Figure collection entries
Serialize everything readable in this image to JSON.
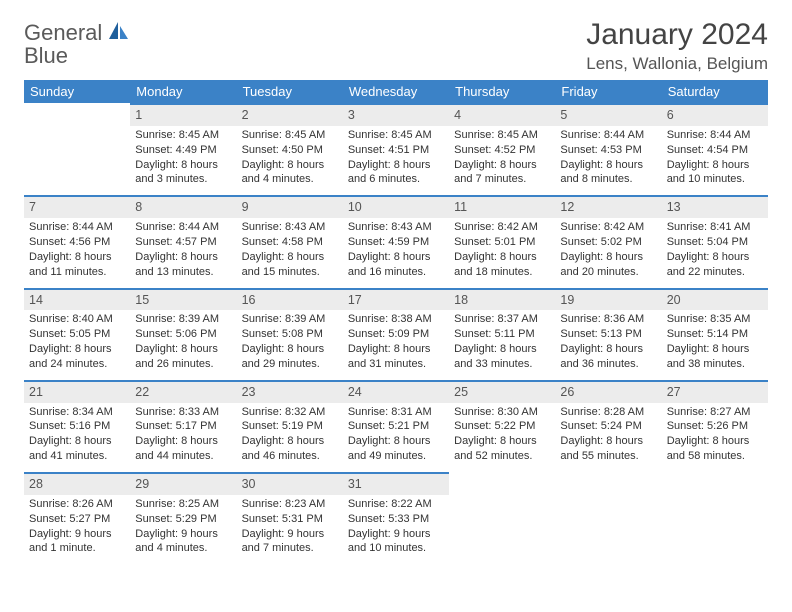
{
  "logo": {
    "line1": "General",
    "line2": "Blue",
    "color_general": "#6b6b6b",
    "color_blue": "#3b7fc4"
  },
  "title": "January 2024",
  "location": "Lens, Wallonia, Belgium",
  "header_bg": "#3b82c7",
  "daynum_bg": "#ececec",
  "daynum_border": "#3b82c7",
  "weekdays": [
    "Sunday",
    "Monday",
    "Tuesday",
    "Wednesday",
    "Thursday",
    "Friday",
    "Saturday"
  ],
  "weeks": [
    [
      null,
      {
        "n": "1",
        "sr": "8:45 AM",
        "ss": "4:49 PM",
        "dl": "8 hours and 3 minutes."
      },
      {
        "n": "2",
        "sr": "8:45 AM",
        "ss": "4:50 PM",
        "dl": "8 hours and 4 minutes."
      },
      {
        "n": "3",
        "sr": "8:45 AM",
        "ss": "4:51 PM",
        "dl": "8 hours and 6 minutes."
      },
      {
        "n": "4",
        "sr": "8:45 AM",
        "ss": "4:52 PM",
        "dl": "8 hours and 7 minutes."
      },
      {
        "n": "5",
        "sr": "8:44 AM",
        "ss": "4:53 PM",
        "dl": "8 hours and 8 minutes."
      },
      {
        "n": "6",
        "sr": "8:44 AM",
        "ss": "4:54 PM",
        "dl": "8 hours and 10 minutes."
      }
    ],
    [
      {
        "n": "7",
        "sr": "8:44 AM",
        "ss": "4:56 PM",
        "dl": "8 hours and 11 minutes."
      },
      {
        "n": "8",
        "sr": "8:44 AM",
        "ss": "4:57 PM",
        "dl": "8 hours and 13 minutes."
      },
      {
        "n": "9",
        "sr": "8:43 AM",
        "ss": "4:58 PM",
        "dl": "8 hours and 15 minutes."
      },
      {
        "n": "10",
        "sr": "8:43 AM",
        "ss": "4:59 PM",
        "dl": "8 hours and 16 minutes."
      },
      {
        "n": "11",
        "sr": "8:42 AM",
        "ss": "5:01 PM",
        "dl": "8 hours and 18 minutes."
      },
      {
        "n": "12",
        "sr": "8:42 AM",
        "ss": "5:02 PM",
        "dl": "8 hours and 20 minutes."
      },
      {
        "n": "13",
        "sr": "8:41 AM",
        "ss": "5:04 PM",
        "dl": "8 hours and 22 minutes."
      }
    ],
    [
      {
        "n": "14",
        "sr": "8:40 AM",
        "ss": "5:05 PM",
        "dl": "8 hours and 24 minutes."
      },
      {
        "n": "15",
        "sr": "8:39 AM",
        "ss": "5:06 PM",
        "dl": "8 hours and 26 minutes."
      },
      {
        "n": "16",
        "sr": "8:39 AM",
        "ss": "5:08 PM",
        "dl": "8 hours and 29 minutes."
      },
      {
        "n": "17",
        "sr": "8:38 AM",
        "ss": "5:09 PM",
        "dl": "8 hours and 31 minutes."
      },
      {
        "n": "18",
        "sr": "8:37 AM",
        "ss": "5:11 PM",
        "dl": "8 hours and 33 minutes."
      },
      {
        "n": "19",
        "sr": "8:36 AM",
        "ss": "5:13 PM",
        "dl": "8 hours and 36 minutes."
      },
      {
        "n": "20",
        "sr": "8:35 AM",
        "ss": "5:14 PM",
        "dl": "8 hours and 38 minutes."
      }
    ],
    [
      {
        "n": "21",
        "sr": "8:34 AM",
        "ss": "5:16 PM",
        "dl": "8 hours and 41 minutes."
      },
      {
        "n": "22",
        "sr": "8:33 AM",
        "ss": "5:17 PM",
        "dl": "8 hours and 44 minutes."
      },
      {
        "n": "23",
        "sr": "8:32 AM",
        "ss": "5:19 PM",
        "dl": "8 hours and 46 minutes."
      },
      {
        "n": "24",
        "sr": "8:31 AM",
        "ss": "5:21 PM",
        "dl": "8 hours and 49 minutes."
      },
      {
        "n": "25",
        "sr": "8:30 AM",
        "ss": "5:22 PM",
        "dl": "8 hours and 52 minutes."
      },
      {
        "n": "26",
        "sr": "8:28 AM",
        "ss": "5:24 PM",
        "dl": "8 hours and 55 minutes."
      },
      {
        "n": "27",
        "sr": "8:27 AM",
        "ss": "5:26 PM",
        "dl": "8 hours and 58 minutes."
      }
    ],
    [
      {
        "n": "28",
        "sr": "8:26 AM",
        "ss": "5:27 PM",
        "dl": "9 hours and 1 minute."
      },
      {
        "n": "29",
        "sr": "8:25 AM",
        "ss": "5:29 PM",
        "dl": "9 hours and 4 minutes."
      },
      {
        "n": "30",
        "sr": "8:23 AM",
        "ss": "5:31 PM",
        "dl": "9 hours and 7 minutes."
      },
      {
        "n": "31",
        "sr": "8:22 AM",
        "ss": "5:33 PM",
        "dl": "9 hours and 10 minutes."
      },
      null,
      null,
      null
    ]
  ],
  "labels": {
    "sunrise": "Sunrise: ",
    "sunset": "Sunset: ",
    "daylight": "Daylight: "
  }
}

◆ **PROBLEM TO WORK ON**
Repeat the records above verbatim, with no pictures in the result.

◆ **SOLUTION BELOW**
Serialize everything readable in this image to JSON.
{
  "logo": {
    "line1": "General",
    "line2": "Blue",
    "color_general": "#6b6b6b",
    "color_blue": "#3b7fc4"
  },
  "title": "January 2024",
  "location": "Lens, Wallonia, Belgium",
  "header_bg": "#3b82c7",
  "daynum_bg": "#ececec",
  "daynum_border": "#3b82c7",
  "weekdays": [
    "Sunday",
    "Monday",
    "Tuesday",
    "Wednesday",
    "Thursday",
    "Friday",
    "Saturday"
  ],
  "weeks": [
    [
      null,
      {
        "n": "1",
        "sr": "8:45 AM",
        "ss": "4:49 PM",
        "dl": "8 hours and 3 minutes."
      },
      {
        "n": "2",
        "sr": "8:45 AM",
        "ss": "4:50 PM",
        "dl": "8 hours and 4 minutes."
      },
      {
        "n": "3",
        "sr": "8:45 AM",
        "ss": "4:51 PM",
        "dl": "8 hours and 6 minutes."
      },
      {
        "n": "4",
        "sr": "8:45 AM",
        "ss": "4:52 PM",
        "dl": "8 hours and 7 minutes."
      },
      {
        "n": "5",
        "sr": "8:44 AM",
        "ss": "4:53 PM",
        "dl": "8 hours and 8 minutes."
      },
      {
        "n": "6",
        "sr": "8:44 AM",
        "ss": "4:54 PM",
        "dl": "8 hours and 10 minutes."
      }
    ],
    [
      {
        "n": "7",
        "sr": "8:44 AM",
        "ss": "4:56 PM",
        "dl": "8 hours and 11 minutes."
      },
      {
        "n": "8",
        "sr": "8:44 AM",
        "ss": "4:57 PM",
        "dl": "8 hours and 13 minutes."
      },
      {
        "n": "9",
        "sr": "8:43 AM",
        "ss": "4:58 PM",
        "dl": "8 hours and 15 minutes."
      },
      {
        "n": "10",
        "sr": "8:43 AM",
        "ss": "4:59 PM",
        "dl": "8 hours and 16 minutes."
      },
      {
        "n": "11",
        "sr": "8:42 AM",
        "ss": "5:01 PM",
        "dl": "8 hours and 18 minutes."
      },
      {
        "n": "12",
        "sr": "8:42 AM",
        "ss": "5:02 PM",
        "dl": "8 hours and 20 minutes."
      },
      {
        "n": "13",
        "sr": "8:41 AM",
        "ss": "5:04 PM",
        "dl": "8 hours and 22 minutes."
      }
    ],
    [
      {
        "n": "14",
        "sr": "8:40 AM",
        "ss": "5:05 PM",
        "dl": "8 hours and 24 minutes."
      },
      {
        "n": "15",
        "sr": "8:39 AM",
        "ss": "5:06 PM",
        "dl": "8 hours and 26 minutes."
      },
      {
        "n": "16",
        "sr": "8:39 AM",
        "ss": "5:08 PM",
        "dl": "8 hours and 29 minutes."
      },
      {
        "n": "17",
        "sr": "8:38 AM",
        "ss": "5:09 PM",
        "dl": "8 hours and 31 minutes."
      },
      {
        "n": "18",
        "sr": "8:37 AM",
        "ss": "5:11 PM",
        "dl": "8 hours and 33 minutes."
      },
      {
        "n": "19",
        "sr": "8:36 AM",
        "ss": "5:13 PM",
        "dl": "8 hours and 36 minutes."
      },
      {
        "n": "20",
        "sr": "8:35 AM",
        "ss": "5:14 PM",
        "dl": "8 hours and 38 minutes."
      }
    ],
    [
      {
        "n": "21",
        "sr": "8:34 AM",
        "ss": "5:16 PM",
        "dl": "8 hours and 41 minutes."
      },
      {
        "n": "22",
        "sr": "8:33 AM",
        "ss": "5:17 PM",
        "dl": "8 hours and 44 minutes."
      },
      {
        "n": "23",
        "sr": "8:32 AM",
        "ss": "5:19 PM",
        "dl": "8 hours and 46 minutes."
      },
      {
        "n": "24",
        "sr": "8:31 AM",
        "ss": "5:21 PM",
        "dl": "8 hours and 49 minutes."
      },
      {
        "n": "25",
        "sr": "8:30 AM",
        "ss": "5:22 PM",
        "dl": "8 hours and 52 minutes."
      },
      {
        "n": "26",
        "sr": "8:28 AM",
        "ss": "5:24 PM",
        "dl": "8 hours and 55 minutes."
      },
      {
        "n": "27",
        "sr": "8:27 AM",
        "ss": "5:26 PM",
        "dl": "8 hours and 58 minutes."
      }
    ],
    [
      {
        "n": "28",
        "sr": "8:26 AM",
        "ss": "5:27 PM",
        "dl": "9 hours and 1 minute."
      },
      {
        "n": "29",
        "sr": "8:25 AM",
        "ss": "5:29 PM",
        "dl": "9 hours and 4 minutes."
      },
      {
        "n": "30",
        "sr": "8:23 AM",
        "ss": "5:31 PM",
        "dl": "9 hours and 7 minutes."
      },
      {
        "n": "31",
        "sr": "8:22 AM",
        "ss": "5:33 PM",
        "dl": "9 hours and 10 minutes."
      },
      null,
      null,
      null
    ]
  ],
  "labels": {
    "sunrise": "Sunrise: ",
    "sunset": "Sunset: ",
    "daylight": "Daylight: "
  }
}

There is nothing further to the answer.